=== BRIEF ===
Pull every line of the entries that has the word "Mean".

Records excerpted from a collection
▶

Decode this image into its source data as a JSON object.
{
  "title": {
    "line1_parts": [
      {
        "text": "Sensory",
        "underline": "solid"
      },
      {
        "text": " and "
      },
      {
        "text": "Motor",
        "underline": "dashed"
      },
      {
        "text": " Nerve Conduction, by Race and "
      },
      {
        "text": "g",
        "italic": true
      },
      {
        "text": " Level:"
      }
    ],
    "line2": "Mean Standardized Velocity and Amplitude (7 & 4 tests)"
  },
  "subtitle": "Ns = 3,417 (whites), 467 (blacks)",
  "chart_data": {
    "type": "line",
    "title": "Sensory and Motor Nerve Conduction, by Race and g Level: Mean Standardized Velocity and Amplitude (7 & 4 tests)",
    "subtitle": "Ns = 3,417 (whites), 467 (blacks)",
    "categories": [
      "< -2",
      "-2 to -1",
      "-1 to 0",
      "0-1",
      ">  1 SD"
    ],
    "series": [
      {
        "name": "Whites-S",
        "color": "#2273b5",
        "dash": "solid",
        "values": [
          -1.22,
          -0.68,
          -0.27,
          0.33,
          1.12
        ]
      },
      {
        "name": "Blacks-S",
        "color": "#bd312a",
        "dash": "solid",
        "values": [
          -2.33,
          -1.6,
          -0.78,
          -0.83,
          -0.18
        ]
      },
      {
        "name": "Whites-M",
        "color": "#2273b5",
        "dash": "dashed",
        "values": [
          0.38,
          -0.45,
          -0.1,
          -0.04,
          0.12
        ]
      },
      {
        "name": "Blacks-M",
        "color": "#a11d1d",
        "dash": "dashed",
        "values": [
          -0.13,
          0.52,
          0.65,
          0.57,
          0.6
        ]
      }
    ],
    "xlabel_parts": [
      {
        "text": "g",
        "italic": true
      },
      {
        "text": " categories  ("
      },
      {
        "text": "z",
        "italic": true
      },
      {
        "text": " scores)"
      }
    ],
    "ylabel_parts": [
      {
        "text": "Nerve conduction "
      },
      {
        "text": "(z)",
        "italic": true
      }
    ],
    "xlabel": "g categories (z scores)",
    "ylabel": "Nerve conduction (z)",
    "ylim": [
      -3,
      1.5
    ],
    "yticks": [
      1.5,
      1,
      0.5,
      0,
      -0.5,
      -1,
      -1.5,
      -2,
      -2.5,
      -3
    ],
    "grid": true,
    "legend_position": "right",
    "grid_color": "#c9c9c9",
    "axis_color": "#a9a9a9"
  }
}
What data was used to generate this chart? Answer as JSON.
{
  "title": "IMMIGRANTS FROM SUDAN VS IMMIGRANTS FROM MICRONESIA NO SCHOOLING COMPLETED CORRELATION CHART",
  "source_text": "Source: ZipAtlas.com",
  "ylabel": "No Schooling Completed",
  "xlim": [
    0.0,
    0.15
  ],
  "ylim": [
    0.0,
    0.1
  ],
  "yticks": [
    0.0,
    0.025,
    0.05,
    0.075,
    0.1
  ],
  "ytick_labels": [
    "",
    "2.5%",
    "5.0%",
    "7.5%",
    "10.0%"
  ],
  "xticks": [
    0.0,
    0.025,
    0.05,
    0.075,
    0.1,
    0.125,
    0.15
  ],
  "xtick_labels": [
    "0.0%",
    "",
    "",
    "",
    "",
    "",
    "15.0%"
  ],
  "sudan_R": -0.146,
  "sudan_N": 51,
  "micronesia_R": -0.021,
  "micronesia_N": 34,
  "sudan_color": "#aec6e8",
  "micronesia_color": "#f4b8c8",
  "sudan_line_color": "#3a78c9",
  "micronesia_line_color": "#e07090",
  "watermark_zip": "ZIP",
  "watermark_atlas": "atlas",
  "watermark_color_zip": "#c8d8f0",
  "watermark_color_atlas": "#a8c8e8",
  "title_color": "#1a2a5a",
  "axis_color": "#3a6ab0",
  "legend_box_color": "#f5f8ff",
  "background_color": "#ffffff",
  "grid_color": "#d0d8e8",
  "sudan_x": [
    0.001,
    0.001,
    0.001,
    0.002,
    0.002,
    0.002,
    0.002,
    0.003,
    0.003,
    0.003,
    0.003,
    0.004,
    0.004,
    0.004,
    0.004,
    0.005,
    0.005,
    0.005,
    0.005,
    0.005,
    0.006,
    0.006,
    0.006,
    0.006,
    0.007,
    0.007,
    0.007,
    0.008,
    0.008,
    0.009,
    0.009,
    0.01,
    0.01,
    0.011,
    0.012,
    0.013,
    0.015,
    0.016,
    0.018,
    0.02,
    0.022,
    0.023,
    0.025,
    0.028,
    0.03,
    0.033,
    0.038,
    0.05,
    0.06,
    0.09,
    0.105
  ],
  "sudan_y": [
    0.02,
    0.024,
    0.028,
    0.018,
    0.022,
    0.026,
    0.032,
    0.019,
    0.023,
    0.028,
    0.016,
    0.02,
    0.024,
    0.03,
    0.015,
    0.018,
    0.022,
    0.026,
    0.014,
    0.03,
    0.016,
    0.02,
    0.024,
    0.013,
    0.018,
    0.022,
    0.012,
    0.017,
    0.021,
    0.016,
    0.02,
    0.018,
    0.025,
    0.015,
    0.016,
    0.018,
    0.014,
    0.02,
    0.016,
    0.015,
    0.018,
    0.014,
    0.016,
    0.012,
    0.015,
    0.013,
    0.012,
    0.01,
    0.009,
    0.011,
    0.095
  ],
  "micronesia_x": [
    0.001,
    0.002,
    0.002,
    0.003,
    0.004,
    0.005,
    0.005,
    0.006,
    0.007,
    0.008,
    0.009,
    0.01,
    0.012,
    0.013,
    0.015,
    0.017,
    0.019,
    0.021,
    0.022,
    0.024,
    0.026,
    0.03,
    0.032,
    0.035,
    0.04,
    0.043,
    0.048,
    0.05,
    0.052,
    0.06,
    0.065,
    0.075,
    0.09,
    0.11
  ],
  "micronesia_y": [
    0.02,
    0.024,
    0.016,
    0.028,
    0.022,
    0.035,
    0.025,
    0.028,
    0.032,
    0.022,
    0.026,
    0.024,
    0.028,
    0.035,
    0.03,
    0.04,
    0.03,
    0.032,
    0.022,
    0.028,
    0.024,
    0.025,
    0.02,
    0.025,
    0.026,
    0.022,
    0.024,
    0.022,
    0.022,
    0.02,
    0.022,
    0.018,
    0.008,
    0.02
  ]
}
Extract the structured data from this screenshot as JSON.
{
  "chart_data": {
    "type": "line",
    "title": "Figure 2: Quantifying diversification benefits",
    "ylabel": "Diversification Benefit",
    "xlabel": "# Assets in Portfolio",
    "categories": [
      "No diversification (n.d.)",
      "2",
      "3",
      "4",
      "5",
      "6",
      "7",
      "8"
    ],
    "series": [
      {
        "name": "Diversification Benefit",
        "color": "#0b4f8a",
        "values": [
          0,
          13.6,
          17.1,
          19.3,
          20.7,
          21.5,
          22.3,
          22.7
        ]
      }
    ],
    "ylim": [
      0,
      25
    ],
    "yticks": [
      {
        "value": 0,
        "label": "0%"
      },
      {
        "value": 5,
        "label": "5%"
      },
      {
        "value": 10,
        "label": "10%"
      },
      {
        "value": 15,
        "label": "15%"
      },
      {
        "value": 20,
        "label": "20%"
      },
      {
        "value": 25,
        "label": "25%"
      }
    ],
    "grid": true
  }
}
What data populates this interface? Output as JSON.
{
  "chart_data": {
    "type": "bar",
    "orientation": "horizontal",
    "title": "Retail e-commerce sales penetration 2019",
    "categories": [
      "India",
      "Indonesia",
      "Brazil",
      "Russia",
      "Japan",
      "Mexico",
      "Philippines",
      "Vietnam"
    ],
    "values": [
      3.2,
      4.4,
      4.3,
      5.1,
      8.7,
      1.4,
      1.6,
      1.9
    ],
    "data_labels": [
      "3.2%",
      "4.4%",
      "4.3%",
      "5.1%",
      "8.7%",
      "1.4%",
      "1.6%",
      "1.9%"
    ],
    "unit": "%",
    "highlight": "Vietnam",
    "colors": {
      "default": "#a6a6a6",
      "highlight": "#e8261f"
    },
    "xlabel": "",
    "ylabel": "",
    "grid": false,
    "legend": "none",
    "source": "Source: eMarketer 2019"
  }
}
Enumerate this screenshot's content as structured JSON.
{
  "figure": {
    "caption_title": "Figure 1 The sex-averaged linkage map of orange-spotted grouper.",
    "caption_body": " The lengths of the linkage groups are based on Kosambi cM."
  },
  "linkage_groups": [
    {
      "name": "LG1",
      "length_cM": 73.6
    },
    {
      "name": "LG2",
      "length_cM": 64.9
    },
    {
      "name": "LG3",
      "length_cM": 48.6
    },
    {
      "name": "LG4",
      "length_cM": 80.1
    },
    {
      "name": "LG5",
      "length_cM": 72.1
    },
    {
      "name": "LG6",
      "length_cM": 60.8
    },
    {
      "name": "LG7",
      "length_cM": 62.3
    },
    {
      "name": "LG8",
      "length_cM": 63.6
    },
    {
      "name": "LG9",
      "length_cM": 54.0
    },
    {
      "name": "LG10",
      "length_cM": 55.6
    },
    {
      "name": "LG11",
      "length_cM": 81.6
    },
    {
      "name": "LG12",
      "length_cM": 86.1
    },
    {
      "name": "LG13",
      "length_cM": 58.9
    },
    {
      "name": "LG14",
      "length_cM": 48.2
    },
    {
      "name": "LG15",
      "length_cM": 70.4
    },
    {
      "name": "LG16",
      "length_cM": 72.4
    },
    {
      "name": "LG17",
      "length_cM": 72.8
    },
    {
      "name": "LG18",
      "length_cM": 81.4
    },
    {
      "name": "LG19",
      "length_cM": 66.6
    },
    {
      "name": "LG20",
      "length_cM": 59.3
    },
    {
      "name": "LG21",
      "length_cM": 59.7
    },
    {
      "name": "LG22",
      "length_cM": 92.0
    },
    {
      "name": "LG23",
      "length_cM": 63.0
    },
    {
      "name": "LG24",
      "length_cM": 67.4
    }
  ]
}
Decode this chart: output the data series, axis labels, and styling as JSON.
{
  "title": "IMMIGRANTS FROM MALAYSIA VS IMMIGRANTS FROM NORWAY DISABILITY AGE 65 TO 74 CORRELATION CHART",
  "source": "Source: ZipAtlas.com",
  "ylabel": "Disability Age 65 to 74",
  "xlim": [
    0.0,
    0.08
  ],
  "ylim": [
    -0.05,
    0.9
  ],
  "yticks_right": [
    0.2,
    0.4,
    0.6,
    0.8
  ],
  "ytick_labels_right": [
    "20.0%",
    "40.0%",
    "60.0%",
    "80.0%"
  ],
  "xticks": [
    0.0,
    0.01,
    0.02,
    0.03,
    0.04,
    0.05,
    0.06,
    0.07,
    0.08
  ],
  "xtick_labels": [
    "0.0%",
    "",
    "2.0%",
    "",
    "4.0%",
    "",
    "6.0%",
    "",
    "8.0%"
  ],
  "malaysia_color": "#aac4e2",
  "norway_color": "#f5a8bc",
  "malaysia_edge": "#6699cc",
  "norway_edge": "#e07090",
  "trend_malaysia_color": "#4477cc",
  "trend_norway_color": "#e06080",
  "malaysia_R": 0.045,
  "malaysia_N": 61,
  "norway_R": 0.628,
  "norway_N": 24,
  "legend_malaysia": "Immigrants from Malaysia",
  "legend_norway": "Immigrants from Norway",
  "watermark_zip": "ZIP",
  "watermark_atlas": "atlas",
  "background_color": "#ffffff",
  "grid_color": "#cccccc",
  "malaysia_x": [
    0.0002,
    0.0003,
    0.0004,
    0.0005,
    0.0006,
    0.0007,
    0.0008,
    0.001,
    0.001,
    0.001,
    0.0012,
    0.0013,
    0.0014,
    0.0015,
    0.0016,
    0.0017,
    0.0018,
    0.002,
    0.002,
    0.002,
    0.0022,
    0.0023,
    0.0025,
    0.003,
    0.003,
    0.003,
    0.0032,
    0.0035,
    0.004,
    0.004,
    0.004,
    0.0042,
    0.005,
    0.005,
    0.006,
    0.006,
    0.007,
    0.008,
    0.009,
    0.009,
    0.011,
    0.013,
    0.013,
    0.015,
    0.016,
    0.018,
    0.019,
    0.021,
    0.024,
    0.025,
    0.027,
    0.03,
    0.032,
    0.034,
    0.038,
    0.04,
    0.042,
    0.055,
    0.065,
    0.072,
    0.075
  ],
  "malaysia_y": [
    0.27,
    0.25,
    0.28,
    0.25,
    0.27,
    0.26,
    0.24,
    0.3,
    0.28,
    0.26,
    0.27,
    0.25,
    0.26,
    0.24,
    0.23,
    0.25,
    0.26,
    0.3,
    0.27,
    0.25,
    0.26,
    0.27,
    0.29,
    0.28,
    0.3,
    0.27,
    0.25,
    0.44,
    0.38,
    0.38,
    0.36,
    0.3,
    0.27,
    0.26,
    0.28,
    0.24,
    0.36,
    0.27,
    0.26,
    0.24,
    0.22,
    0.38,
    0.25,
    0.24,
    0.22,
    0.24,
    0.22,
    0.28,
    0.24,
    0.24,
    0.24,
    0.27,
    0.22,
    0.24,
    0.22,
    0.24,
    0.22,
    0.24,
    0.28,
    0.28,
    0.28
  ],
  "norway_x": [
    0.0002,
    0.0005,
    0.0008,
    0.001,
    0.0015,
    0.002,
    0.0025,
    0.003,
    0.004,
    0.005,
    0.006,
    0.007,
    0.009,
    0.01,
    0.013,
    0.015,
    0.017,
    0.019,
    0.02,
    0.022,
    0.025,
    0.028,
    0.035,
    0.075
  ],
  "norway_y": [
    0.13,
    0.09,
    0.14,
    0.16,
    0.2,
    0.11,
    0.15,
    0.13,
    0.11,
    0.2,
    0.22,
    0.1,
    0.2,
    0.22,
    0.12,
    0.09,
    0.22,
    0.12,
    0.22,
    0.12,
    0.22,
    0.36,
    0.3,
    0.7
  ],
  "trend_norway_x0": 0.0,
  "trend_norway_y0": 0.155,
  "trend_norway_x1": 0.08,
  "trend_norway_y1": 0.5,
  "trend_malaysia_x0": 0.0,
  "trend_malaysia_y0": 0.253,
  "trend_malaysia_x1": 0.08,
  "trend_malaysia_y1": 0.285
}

◀

=== THE RESULT ===
    "line2": "Mean Standardized Velocity and Amplitude (7 & 4 tests)"
    "title": "Sensory and Motor Nerve Conduction, by Race and g Level: Mean Standardized Velocity and Amplitude (7 & 4 tests)",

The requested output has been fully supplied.